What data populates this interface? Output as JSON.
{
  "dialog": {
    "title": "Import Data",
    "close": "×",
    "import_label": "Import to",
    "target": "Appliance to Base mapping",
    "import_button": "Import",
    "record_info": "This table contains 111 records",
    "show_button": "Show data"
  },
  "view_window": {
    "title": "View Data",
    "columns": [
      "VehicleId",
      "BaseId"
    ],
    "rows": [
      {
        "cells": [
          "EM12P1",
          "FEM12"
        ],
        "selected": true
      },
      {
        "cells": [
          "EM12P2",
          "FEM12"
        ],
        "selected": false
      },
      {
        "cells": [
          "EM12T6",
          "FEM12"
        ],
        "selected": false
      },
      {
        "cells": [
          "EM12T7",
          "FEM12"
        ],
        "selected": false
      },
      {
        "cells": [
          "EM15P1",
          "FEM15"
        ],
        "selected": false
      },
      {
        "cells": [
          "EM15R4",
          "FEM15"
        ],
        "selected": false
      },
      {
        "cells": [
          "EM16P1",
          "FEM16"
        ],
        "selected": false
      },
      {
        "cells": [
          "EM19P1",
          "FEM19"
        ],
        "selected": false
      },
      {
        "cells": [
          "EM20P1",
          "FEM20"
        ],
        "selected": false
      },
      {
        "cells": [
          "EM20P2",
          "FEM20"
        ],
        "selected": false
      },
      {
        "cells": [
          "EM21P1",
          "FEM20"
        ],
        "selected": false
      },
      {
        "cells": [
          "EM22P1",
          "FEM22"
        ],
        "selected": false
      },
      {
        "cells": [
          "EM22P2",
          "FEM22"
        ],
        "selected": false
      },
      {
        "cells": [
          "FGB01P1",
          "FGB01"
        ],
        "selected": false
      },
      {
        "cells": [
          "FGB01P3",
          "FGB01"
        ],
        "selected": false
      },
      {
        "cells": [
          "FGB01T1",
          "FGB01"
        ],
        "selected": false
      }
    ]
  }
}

--------------------

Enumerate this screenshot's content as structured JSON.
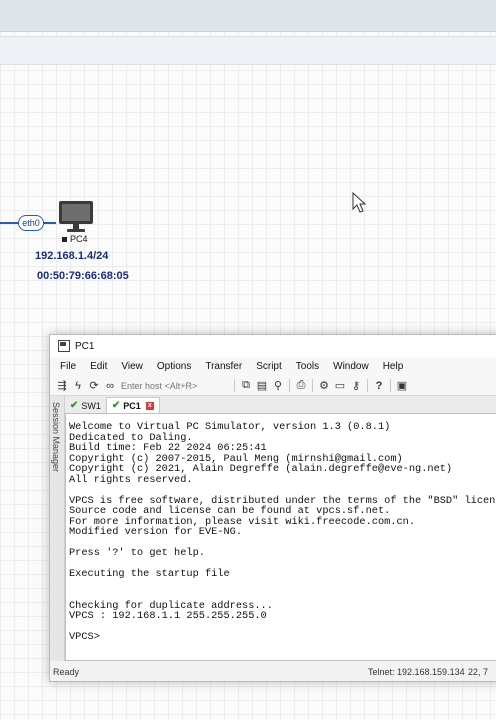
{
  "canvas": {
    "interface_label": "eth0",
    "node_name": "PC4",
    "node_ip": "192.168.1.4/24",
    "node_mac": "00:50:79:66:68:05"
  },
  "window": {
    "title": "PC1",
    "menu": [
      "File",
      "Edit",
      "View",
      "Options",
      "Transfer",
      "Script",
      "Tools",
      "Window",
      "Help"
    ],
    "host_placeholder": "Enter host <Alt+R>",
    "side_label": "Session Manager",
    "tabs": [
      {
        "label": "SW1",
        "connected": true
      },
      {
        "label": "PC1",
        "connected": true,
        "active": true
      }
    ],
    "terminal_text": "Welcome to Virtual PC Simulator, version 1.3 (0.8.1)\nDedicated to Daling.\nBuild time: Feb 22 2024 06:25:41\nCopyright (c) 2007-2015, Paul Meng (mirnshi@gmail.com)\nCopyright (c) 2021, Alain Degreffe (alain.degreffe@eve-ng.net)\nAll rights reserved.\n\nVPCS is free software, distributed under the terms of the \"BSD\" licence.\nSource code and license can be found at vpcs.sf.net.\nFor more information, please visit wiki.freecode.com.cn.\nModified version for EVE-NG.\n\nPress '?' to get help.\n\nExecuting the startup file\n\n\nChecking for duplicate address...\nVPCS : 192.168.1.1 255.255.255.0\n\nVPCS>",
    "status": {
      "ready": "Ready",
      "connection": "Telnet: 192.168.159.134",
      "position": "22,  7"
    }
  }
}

--------------------

**Short exercise:** Search the entries for "true" and copy out each line that has it.

**Result of the exercise:**
        "selected": true
        "connected": true
        "connected": true,
        "active": true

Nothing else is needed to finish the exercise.